Trecho —

↓

Mostra anima Mundi cresce e aparece

Quando criaram, no Centro Cultural Banco do Brasil do Rio, o primeiro festival brasileiro de animação, os animadores Aída Queiroz, Cesar Coelho, Lea Zagury e Marcos Magalhães não imaginavam que, 18 anos depois, ele se tornaria o segundo maior do mundo, perdendo apenas para o de Annecy, na França, que tem cinco décadas de história.

Roberta Pennafort / RIO, O Estado de S.Paulo

16 de julho de 2010 | 00h00

De 1993 para cá, o Anima Mundi, que nasceu pequeno, com 70 filmes, numa sala de 200 lugares do CCBB, cresceu e apareceu rapidamente (um milhão de pessoas já marcaram presença, e grande parte volta todo ano). Já na primeira edição, havia 7 mil fãs de animação. Hoje, juntando os eventos do Rio e de São Paulo, o público dos filmes, das oficinas gratuitas e dos debates do Anima Forum, bate a marca de 100 mil frequentadores. A maratona começa hoje no Rio, em sete pontos de exibição, e vai até dia 25; em São Paulo, o festival ocorre entre os dias 28 e 1.º de agosto (no CCBB e no Memorial da América Latina).

O cardápio desta edição é bem variado: as animações vêm da Europa, África, Ásia, e Américas. Tem desde superproduções a filmes feitos com celulares. Do Brasil, são 108 títulos. Programação completa: www.animamundi.com.br.

↑

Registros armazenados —

↓

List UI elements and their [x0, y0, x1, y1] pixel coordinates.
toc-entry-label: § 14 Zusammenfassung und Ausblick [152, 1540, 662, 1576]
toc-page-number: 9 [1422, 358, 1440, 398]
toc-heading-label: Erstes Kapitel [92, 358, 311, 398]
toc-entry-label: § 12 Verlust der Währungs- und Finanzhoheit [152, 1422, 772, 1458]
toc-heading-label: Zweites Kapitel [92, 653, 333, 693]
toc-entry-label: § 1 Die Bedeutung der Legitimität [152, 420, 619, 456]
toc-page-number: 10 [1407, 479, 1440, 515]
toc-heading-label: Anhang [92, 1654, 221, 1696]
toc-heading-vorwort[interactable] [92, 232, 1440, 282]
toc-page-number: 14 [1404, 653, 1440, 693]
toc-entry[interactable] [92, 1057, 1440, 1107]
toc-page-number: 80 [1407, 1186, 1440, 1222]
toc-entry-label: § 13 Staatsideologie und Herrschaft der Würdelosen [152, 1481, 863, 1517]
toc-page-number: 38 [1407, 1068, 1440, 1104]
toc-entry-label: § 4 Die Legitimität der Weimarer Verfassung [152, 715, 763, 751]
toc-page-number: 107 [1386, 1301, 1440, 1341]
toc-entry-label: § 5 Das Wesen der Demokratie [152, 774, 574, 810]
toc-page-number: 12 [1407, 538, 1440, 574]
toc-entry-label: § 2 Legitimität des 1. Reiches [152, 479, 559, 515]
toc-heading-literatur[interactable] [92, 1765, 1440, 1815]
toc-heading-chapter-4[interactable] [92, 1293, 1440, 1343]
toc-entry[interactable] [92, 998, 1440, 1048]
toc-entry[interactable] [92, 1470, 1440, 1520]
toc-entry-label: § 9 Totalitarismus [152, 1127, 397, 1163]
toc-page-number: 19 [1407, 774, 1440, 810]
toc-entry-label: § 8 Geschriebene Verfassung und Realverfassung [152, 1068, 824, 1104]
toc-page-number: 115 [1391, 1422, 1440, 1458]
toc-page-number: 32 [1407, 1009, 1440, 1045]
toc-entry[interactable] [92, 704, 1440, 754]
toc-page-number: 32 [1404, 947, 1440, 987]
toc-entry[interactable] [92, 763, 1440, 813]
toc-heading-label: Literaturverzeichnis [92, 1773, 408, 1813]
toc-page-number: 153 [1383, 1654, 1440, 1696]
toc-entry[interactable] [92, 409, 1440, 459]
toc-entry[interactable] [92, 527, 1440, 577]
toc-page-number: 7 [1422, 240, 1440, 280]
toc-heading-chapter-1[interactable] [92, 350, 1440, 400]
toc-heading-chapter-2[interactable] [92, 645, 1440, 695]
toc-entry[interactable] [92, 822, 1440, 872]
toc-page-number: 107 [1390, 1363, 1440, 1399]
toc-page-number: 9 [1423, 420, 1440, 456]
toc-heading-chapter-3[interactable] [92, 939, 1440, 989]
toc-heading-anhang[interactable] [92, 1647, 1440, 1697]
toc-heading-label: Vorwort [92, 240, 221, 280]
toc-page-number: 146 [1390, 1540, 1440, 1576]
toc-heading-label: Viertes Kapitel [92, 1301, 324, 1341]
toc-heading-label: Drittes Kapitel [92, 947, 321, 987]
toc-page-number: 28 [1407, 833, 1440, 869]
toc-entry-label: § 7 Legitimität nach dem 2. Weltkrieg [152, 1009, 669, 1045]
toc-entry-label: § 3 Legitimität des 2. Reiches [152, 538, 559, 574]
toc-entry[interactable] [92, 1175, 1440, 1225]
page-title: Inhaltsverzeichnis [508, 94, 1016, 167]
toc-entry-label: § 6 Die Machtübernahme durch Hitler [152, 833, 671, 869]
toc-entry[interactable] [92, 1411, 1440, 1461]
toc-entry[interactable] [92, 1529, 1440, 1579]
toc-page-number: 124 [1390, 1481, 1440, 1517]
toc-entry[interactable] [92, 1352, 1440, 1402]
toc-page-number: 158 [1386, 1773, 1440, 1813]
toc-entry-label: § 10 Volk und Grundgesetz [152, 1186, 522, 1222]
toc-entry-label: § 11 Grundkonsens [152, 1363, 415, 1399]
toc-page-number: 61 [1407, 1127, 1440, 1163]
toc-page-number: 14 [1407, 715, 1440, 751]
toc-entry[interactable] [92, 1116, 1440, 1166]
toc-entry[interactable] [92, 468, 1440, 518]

↑

Atividade — Por favor, redigite sem alterações a parte do texto sobre o festival Anima Mundi que começa em "Mostra anima Mundi" e termina em "décadas de história.".

Resposta escrita —
Mostra anima Mundi cresce e aparece

Quando criaram, no Centro Cultural Banco do Brasil do Rio, o primeiro festival brasileiro de animação, os animadores Aída Queiroz, Cesar Coelho, Lea Zagury e Marcos Magalhães não imaginavam que, 18 anos depois, ele se tornaria o segundo maior do mundo, perdendo apenas para o de Annecy, na França, que tem cinco décadas de história.